Task requirements: Extract the rows below, starting with the first and ending with the line that contains "490, 493, 504)", including that line. Reproduce them character for character.
● ● ● ● ● ● ●
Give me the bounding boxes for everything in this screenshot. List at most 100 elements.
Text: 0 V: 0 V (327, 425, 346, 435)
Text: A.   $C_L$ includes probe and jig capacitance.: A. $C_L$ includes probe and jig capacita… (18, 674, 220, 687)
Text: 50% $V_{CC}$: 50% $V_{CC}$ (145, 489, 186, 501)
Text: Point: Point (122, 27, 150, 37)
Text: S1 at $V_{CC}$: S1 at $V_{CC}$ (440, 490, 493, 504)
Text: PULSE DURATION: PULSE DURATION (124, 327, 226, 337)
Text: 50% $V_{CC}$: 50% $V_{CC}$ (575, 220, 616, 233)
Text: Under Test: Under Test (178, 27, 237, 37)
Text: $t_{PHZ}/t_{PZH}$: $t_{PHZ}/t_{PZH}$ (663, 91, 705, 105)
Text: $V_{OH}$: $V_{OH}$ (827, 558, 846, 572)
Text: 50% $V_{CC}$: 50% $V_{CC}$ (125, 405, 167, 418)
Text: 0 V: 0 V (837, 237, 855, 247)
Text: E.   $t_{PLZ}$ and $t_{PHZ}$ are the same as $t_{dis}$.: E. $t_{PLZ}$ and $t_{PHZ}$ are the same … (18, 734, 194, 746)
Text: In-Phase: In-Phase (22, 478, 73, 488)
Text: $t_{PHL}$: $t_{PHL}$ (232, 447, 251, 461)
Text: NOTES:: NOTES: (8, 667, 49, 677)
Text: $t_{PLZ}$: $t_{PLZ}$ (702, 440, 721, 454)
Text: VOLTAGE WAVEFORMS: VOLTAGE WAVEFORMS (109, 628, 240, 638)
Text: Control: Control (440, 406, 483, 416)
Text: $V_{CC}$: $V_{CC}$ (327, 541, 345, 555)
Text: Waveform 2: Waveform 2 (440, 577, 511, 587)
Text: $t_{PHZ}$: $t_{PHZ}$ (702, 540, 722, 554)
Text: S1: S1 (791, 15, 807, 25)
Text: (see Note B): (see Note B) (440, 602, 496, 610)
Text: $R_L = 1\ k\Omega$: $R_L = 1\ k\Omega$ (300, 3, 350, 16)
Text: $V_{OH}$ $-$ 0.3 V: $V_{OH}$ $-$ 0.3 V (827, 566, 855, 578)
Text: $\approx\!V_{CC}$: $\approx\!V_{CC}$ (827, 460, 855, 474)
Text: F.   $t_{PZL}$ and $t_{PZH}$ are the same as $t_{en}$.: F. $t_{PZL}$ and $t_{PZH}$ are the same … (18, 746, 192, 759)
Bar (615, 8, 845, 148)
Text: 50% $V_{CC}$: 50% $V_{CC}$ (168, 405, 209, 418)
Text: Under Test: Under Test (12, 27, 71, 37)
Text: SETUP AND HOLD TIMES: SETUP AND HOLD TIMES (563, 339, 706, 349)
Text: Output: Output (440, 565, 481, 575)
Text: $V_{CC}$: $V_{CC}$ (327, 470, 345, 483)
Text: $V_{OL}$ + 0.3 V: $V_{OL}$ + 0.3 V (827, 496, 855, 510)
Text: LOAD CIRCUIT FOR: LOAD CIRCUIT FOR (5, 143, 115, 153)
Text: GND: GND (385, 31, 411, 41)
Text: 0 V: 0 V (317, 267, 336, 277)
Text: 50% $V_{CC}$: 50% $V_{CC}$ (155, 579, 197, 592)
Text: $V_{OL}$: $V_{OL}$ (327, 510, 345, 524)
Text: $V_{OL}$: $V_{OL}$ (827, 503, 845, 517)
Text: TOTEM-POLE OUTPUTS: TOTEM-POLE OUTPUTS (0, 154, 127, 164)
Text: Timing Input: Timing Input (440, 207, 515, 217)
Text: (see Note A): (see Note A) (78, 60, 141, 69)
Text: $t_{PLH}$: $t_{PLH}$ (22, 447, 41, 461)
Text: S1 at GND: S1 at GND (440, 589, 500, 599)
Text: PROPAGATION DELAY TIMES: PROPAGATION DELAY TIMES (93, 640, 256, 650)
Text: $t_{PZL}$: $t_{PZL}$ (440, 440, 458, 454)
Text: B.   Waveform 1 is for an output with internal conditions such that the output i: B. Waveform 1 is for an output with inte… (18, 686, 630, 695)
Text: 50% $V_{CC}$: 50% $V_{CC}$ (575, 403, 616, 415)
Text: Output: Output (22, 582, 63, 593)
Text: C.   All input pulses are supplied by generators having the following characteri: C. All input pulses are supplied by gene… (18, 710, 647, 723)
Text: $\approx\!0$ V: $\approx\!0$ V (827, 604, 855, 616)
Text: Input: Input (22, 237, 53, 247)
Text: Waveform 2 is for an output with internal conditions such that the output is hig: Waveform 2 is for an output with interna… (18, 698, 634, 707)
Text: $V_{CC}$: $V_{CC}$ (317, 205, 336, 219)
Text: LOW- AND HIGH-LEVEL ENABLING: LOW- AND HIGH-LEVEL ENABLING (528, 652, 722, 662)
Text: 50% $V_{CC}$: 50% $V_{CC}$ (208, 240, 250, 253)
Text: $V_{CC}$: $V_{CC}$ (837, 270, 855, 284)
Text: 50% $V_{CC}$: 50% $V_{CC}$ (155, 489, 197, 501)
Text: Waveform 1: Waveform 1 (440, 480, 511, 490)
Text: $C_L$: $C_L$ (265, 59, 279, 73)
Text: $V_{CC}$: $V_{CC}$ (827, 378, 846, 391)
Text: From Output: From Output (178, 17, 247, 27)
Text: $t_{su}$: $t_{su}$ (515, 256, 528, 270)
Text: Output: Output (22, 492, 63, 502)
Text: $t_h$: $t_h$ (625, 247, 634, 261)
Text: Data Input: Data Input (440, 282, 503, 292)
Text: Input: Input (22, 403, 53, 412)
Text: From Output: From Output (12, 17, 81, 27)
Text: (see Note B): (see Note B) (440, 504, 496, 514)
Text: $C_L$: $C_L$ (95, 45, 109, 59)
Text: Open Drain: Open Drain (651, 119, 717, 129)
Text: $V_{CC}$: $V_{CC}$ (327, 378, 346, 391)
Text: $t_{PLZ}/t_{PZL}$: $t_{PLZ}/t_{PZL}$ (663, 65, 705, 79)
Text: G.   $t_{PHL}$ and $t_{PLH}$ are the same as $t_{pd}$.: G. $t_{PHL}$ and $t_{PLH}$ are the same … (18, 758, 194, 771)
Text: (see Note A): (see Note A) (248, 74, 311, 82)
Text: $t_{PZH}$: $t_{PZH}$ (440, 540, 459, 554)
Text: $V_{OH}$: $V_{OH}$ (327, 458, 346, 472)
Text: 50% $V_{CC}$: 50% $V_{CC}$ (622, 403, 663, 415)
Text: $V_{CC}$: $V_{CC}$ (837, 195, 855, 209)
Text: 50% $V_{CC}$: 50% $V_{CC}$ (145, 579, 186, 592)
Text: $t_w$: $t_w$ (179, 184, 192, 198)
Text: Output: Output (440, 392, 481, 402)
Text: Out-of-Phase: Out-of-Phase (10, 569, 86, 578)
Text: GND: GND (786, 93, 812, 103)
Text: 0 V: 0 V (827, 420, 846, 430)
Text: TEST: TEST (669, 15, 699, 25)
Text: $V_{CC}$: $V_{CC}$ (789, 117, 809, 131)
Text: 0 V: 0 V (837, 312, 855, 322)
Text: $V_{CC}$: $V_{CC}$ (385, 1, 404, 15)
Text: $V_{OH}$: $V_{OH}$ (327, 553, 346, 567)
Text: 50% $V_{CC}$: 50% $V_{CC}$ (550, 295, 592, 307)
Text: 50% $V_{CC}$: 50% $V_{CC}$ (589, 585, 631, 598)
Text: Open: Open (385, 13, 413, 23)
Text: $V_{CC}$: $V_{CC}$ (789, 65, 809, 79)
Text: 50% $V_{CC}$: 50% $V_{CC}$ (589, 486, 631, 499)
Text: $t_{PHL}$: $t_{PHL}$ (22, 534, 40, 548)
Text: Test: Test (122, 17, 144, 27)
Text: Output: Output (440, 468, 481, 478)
● ● ● ● ● ● ●
Final result:
Give me the bounding boxes for everything in this screenshot. List at most 100 elements.
Text: 0 V: 0 V (327, 425, 346, 435)
Text: A.   $C_L$ includes probe and jig capacitance.: A. $C_L$ includes probe and jig capacita… (18, 674, 220, 687)
Text: 50% $V_{CC}$: 50% $V_{CC}$ (145, 489, 186, 501)
Text: Point: Point (122, 27, 150, 37)
Text: S1 at $V_{CC}$: S1 at $V_{CC}$ (440, 490, 493, 504)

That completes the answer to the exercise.